# What to do
In full and without alteration, repeat the material.
[start]
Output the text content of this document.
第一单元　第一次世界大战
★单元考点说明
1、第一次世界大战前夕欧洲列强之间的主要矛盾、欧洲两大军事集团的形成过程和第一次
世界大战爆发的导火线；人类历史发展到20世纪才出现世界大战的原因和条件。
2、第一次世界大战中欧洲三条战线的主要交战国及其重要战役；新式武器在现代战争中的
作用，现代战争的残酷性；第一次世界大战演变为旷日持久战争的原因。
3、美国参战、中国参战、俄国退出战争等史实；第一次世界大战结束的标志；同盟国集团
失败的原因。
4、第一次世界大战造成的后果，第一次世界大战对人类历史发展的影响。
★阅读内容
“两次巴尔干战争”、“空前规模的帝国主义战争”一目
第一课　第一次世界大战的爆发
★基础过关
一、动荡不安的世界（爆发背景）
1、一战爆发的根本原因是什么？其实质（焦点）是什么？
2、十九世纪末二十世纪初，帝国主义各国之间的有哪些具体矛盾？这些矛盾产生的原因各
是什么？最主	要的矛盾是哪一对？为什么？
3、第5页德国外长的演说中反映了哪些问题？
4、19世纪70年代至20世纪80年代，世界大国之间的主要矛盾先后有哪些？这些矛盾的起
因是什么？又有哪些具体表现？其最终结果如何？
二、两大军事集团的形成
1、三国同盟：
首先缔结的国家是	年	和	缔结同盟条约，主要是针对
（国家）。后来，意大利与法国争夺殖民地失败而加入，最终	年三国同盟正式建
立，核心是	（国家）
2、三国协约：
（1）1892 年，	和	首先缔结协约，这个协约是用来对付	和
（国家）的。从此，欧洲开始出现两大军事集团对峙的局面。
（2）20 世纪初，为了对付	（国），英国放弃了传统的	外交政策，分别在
[end]
# Solution
Output the text content of this document.
第一单元　第一次世界大战
★单元考点说明
1、第一次世界大战前夕欧洲列强之间的主要矛盾、欧洲两大军事集团的形成过程和第一次
世界大战爆发的导火线；人类历史发展到20世纪才出现世界大战的原因和条件。
2、第一次世界大战中欧洲三条战线的主要交战国及其重要战役；新式武器在现代战争中的
作用，现代战争的残酷性；第一次世界大战演变为旷日持久战争的原因。
3、美国参战、中国参战、俄国退出战争等史实；第一次世界大战结束的标志；同盟国集团
失败的原因。
4、第一次世界大战造成的后果，第一次世界大战对人类历史发展的影响。
★阅读内容
“两次巴尔干战争”、“空前规模的帝国主义战争”一目
第一课　第一次世界大战的爆发
★基础过关
一、动荡不安的世界（爆发背景）
1、一战爆发的根本原因是什么？其实质（焦点）是什么？
2、十九世纪末二十世纪初，帝国主义各国之间的有哪些具体矛盾？这些矛盾产生的原因各
是什么？最主	要的矛盾是哪一对？为什么？
3、第5页德国外长的演说中反映了哪些问题？
4、19世纪70年代至20世纪80年代，世界大国之间的主要矛盾先后有哪些？这些矛盾的起
因是什么？又有哪些具体表现？其最终结果如何？
二、两大军事集团的形成
1、三国同盟：
首先缔结的国家是	年	和	缔结同盟条约，主要是针对
（国家）。后来，意大利与法国争夺殖民地失败而加入，最终	年三国同盟正式建
立，核心是	（国家）
2、三国协约：
（1）1892 年，	和	首先缔结协约，这个协约是用来对付	和
（国家）的。从此，欧洲开始出现两大军事集团对峙的局面。
（2）20 世纪初，为了对付	（国），英国放弃了传统的	外交政策，分别在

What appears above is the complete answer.